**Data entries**

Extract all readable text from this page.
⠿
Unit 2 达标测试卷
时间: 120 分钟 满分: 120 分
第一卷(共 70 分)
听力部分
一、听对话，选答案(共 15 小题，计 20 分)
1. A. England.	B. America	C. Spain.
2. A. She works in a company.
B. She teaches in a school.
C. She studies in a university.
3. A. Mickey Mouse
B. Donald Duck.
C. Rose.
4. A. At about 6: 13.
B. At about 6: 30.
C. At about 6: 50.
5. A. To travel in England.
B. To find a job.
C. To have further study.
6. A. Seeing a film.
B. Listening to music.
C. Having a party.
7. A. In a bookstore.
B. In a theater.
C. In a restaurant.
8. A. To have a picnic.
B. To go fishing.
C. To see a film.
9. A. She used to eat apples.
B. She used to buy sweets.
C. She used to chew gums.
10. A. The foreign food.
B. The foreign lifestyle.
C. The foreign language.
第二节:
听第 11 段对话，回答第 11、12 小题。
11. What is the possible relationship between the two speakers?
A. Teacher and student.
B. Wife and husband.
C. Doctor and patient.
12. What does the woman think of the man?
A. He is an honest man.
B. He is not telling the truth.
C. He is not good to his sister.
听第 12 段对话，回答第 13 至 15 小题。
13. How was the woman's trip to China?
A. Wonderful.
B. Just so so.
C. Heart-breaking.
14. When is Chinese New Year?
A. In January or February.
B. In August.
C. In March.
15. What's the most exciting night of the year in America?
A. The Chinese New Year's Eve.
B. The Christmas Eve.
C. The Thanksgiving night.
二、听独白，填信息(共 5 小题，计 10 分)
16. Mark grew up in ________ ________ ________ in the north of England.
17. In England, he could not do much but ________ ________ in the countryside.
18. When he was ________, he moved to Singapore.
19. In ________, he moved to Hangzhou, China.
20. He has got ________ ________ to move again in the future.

**PROBLEM DESCRIPTION**
Only lines with the word "Chinese" should be collected from the material.

**RESULT OF THE TASK**
14. When is Chinese New Year?
A. The Chinese New Year's Eve.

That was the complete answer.